-- Start of RECORDS SUPPLIED --
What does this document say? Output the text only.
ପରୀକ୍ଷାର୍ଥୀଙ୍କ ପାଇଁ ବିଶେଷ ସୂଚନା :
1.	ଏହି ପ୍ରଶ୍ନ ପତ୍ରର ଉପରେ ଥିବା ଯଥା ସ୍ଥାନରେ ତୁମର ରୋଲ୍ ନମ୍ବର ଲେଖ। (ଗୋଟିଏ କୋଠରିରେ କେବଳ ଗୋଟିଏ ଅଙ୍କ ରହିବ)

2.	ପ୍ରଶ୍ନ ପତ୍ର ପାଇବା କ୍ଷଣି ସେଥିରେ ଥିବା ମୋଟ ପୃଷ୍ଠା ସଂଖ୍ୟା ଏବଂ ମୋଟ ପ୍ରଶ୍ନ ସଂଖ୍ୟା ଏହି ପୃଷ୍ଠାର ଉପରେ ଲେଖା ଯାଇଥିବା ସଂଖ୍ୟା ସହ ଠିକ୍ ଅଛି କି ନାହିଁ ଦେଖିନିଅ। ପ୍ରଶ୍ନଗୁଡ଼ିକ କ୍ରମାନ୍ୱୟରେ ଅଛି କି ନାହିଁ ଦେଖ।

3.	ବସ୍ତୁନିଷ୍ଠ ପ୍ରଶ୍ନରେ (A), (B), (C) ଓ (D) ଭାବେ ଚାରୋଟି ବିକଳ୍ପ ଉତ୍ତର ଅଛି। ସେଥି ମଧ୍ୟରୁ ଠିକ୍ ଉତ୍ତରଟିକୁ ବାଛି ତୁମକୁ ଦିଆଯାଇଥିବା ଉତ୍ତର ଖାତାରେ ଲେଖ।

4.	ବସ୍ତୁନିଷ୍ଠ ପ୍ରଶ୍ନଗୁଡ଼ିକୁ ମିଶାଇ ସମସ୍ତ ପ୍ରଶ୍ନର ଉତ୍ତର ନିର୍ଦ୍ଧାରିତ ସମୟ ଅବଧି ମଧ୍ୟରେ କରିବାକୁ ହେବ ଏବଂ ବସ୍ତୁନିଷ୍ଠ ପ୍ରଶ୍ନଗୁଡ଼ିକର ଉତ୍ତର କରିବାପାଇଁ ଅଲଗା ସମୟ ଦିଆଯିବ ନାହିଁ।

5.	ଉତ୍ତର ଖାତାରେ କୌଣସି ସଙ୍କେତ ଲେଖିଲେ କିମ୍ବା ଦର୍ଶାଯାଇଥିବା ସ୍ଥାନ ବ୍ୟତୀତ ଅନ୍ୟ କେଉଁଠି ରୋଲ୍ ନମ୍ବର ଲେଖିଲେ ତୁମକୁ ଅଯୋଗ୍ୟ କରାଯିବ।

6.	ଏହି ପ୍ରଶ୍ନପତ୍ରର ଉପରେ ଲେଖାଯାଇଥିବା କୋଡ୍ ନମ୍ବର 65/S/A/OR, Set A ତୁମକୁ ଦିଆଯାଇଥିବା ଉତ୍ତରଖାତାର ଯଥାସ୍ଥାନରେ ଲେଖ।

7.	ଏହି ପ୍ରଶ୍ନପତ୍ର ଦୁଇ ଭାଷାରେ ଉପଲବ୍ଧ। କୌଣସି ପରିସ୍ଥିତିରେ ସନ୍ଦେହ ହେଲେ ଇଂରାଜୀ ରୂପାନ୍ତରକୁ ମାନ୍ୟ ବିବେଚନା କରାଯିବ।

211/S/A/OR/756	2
-- End of RECORDS SUPPLIED --
Repeat every line of the data, exactly and in full.

▸ **CORRECT OUTPUT**
What does this document say? Output the text only.
ପରୀକ୍ଷାର୍ଥୀଙ୍କ ପାଇଁ ବିଶେଷ ସୂଚନା :
1.	ଏହି ପ୍ରଶ୍ନ ପତ୍ରର ଉପରେ ଥିବା ଯଥା ସ୍ଥାନରେ ତୁମର ରୋଲ୍ ନମ୍ବର ଲେଖ। (ଗୋଟିଏ କୋଠରିରେ କେବଳ ଗୋଟିଏ ଅଙ୍କ ରହିବ)

2.	ପ୍ରଶ୍ନ ପତ୍ର ପାଇବା କ୍ଷଣି ସେଥିରେ ଥିବା ମୋଟ ପୃଷ୍ଠା ସଂଖ୍ୟା ଏବଂ ମୋଟ ପ୍ରଶ୍ନ ସଂଖ୍ୟା ଏହି ପୃଷ୍ଠାର ଉପରେ ଲେଖା ଯାଇଥିବା ସଂଖ୍ୟା ସହ ଠିକ୍ ଅଛି କି ନାହିଁ ଦେଖିନିଅ। ପ୍ରଶ୍ନଗୁଡ଼ିକ କ୍ରମାନ୍ୱୟରେ ଅଛି କି ନାହିଁ ଦେଖ।

3.	ବସ୍ତୁନିଷ୍ଠ ପ୍ରଶ୍ନରେ (A), (B), (C) ଓ (D) ଭାବେ ଚାରୋଟି ବିକଳ୍ପ ଉତ୍ତର ଅଛି। ସେଥି ମଧ୍ୟରୁ ଠିକ୍ ଉତ୍ତରଟିକୁ ବାଛି ତୁମକୁ ଦିଆଯାଇଥିବା ଉତ୍ତର ଖାତାରେ ଲେଖ।

4.	ବସ୍ତୁନିଷ୍ଠ ପ୍ରଶ୍ନଗୁଡ଼ିକୁ ମିଶାଇ ସମସ୍ତ ପ୍ରଶ୍ନର ଉତ୍ତର ନିର୍ଦ୍ଧାରିତ ସମୟ ଅବଧି ମଧ୍ୟରେ କରିବାକୁ ହେବ ଏବଂ ବସ୍ତୁନିଷ୍ଠ ପ୍ରଶ୍ନଗୁଡ଼ିକର ଉତ୍ତର କରିବାପାଇଁ ଅଲଗା ସମୟ ଦିଆଯିବ ନାହିଁ।

5.	ଉତ୍ତର ଖାତାରେ କୌଣସି ସଙ୍କେତ ଲେଖିଲେ କିମ୍ବା ଦର୍ଶାଯାଇଥିବା ସ୍ଥାନ ବ୍ୟତୀତ ଅନ୍ୟ କେଉଁଠି ରୋଲ୍ ନମ୍ବର ଲେଖିଲେ ତୁମକୁ ଅଯୋଗ୍ୟ କରାଯିବ।

6.	ଏହି ପ୍ରଶ୍ନପତ୍ରର ଉପରେ ଲେଖାଯାଇଥିବା କୋଡ୍ ନମ୍ବର 65/S/A/OR, Set A ତୁମକୁ ଦିଆଯାଇଥିବା ଉତ୍ତରଖାତାର ଯଥାସ୍ଥାନରେ ଲେଖ।

7.	ଏହି ପ୍ରଶ୍ନପତ୍ର ଦୁଇ ଭାଷାରେ ଉପଲବ୍ଧ। କୌଣସି ପରିସ୍ଥିତିରେ ସନ୍ଦେହ ହେଲେ ଇଂରାଜୀ ରୂପାନ୍ତରକୁ ମାନ୍ୟ ବିବେଚନା କରାଯିବ।

211/S/A/OR/756	2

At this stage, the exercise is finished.